== Segment start ==

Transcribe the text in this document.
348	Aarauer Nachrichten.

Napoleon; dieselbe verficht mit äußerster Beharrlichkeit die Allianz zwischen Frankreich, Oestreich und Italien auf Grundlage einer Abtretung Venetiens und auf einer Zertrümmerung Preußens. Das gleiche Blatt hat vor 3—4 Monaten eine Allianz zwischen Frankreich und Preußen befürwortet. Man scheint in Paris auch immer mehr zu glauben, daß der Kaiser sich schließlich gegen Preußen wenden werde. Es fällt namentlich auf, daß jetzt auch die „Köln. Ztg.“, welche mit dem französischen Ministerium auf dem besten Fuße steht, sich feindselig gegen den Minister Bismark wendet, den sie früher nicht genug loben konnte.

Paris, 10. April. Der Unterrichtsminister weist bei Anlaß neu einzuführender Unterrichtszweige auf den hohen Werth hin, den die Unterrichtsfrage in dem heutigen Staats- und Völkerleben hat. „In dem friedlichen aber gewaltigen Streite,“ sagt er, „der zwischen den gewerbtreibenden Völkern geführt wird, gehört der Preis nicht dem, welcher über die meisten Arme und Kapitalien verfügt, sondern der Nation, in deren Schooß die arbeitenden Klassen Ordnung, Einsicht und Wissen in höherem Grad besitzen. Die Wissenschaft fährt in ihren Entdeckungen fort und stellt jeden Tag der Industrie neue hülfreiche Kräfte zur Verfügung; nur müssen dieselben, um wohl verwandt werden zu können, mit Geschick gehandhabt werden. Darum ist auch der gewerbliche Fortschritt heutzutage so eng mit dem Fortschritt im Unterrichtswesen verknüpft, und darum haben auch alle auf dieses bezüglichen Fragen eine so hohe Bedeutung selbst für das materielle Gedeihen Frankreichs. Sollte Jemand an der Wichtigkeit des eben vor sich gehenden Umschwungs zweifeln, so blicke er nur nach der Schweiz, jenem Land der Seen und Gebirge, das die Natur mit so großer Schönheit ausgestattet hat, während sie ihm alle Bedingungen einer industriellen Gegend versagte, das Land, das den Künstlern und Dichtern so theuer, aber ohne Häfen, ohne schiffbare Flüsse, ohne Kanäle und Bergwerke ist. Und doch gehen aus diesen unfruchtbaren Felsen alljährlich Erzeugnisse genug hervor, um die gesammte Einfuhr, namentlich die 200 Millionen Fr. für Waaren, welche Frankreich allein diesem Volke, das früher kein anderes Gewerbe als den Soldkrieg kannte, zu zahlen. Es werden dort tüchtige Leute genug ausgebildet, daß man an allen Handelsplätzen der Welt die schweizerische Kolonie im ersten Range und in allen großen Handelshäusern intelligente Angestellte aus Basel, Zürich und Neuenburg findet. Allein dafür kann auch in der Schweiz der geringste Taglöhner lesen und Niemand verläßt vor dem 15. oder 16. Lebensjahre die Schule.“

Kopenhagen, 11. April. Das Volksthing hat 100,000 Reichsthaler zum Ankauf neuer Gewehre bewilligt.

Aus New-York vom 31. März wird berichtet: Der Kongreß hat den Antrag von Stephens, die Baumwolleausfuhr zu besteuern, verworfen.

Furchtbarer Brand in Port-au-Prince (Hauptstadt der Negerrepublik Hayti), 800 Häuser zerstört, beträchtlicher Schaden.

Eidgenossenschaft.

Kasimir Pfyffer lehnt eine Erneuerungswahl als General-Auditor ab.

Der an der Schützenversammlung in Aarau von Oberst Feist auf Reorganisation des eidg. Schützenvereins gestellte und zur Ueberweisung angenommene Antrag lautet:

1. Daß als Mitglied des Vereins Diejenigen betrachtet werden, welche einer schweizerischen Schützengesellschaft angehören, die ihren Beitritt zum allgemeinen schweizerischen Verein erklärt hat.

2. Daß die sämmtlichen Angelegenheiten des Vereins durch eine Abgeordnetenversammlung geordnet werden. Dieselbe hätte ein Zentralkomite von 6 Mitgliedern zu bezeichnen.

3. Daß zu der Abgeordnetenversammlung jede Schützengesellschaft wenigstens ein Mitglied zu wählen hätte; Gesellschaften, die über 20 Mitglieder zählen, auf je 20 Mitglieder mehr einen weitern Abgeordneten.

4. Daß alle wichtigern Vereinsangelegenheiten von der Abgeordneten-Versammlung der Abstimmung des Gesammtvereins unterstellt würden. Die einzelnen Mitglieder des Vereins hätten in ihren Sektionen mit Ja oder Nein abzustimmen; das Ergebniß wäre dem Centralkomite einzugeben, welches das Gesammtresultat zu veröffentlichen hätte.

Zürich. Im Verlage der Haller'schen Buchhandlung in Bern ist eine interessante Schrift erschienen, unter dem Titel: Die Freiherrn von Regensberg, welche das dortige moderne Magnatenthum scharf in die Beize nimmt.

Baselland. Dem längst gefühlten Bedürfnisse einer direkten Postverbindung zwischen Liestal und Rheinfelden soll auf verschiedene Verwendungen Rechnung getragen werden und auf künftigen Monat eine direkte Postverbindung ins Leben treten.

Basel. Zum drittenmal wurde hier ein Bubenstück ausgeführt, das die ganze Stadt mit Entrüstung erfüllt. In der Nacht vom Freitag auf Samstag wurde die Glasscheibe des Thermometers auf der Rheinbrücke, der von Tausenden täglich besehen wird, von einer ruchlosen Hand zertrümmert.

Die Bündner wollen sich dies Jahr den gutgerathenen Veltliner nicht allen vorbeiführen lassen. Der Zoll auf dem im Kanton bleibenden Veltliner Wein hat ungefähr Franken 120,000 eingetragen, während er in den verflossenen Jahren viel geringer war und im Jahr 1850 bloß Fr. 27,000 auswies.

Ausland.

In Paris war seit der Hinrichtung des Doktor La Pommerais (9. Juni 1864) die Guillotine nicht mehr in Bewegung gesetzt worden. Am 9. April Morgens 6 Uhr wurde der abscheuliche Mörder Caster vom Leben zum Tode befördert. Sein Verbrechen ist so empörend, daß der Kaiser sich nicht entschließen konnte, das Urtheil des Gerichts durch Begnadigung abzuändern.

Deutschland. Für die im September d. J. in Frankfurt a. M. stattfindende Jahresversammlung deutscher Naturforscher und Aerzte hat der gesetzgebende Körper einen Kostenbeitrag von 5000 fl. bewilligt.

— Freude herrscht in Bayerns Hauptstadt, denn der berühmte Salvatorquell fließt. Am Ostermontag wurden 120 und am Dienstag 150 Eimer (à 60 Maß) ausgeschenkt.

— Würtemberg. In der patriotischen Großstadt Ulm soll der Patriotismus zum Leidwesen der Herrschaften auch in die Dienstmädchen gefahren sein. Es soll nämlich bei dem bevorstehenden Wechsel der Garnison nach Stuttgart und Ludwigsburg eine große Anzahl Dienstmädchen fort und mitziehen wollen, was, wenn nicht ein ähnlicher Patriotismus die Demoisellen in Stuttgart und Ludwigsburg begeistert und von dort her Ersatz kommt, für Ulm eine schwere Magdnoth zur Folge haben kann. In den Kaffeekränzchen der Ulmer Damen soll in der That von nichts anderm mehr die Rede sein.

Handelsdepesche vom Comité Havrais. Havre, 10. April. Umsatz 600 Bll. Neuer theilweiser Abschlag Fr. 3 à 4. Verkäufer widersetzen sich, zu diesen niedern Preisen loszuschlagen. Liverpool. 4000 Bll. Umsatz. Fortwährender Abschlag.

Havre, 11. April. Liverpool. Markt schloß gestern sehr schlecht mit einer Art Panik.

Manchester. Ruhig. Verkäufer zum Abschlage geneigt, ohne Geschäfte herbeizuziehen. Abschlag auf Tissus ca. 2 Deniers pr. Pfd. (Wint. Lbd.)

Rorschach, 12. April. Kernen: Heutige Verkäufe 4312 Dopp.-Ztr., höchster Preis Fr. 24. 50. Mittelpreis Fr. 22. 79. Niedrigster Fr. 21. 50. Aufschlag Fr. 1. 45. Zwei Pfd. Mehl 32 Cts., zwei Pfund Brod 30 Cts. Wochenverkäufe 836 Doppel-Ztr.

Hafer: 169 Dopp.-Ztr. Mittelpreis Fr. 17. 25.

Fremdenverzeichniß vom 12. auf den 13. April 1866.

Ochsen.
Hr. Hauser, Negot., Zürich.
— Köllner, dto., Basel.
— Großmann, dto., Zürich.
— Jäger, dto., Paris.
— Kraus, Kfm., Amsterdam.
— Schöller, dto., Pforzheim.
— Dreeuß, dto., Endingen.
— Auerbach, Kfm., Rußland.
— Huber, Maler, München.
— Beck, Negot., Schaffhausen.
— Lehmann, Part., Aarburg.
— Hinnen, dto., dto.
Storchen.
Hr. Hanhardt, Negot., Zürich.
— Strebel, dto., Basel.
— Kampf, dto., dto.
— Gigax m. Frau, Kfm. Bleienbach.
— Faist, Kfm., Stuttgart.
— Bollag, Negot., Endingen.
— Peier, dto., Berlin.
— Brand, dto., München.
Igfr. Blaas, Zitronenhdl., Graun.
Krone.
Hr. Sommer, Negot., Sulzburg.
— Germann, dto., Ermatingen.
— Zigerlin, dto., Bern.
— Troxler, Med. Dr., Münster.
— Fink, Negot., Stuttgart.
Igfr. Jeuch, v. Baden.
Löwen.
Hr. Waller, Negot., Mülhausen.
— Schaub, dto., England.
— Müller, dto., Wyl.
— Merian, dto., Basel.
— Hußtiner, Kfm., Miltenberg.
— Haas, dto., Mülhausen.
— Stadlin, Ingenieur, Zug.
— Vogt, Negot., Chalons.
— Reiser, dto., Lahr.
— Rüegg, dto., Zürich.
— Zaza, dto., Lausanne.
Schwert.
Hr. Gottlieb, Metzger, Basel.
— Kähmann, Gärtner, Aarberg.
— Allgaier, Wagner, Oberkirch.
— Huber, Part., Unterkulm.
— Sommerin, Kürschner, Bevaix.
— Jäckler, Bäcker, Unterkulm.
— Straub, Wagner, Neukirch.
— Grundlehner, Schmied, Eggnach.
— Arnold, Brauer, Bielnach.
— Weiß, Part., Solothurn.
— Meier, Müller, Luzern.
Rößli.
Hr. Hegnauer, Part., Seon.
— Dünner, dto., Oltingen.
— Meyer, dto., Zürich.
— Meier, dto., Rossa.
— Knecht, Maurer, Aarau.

== Segment end ==

Look at the records above. Copy every line where the string "Mülhausen" occurs.

**Your response**
Hr. Waller, Negot., Mülhausen.
— Haas, dto., Mülhausen.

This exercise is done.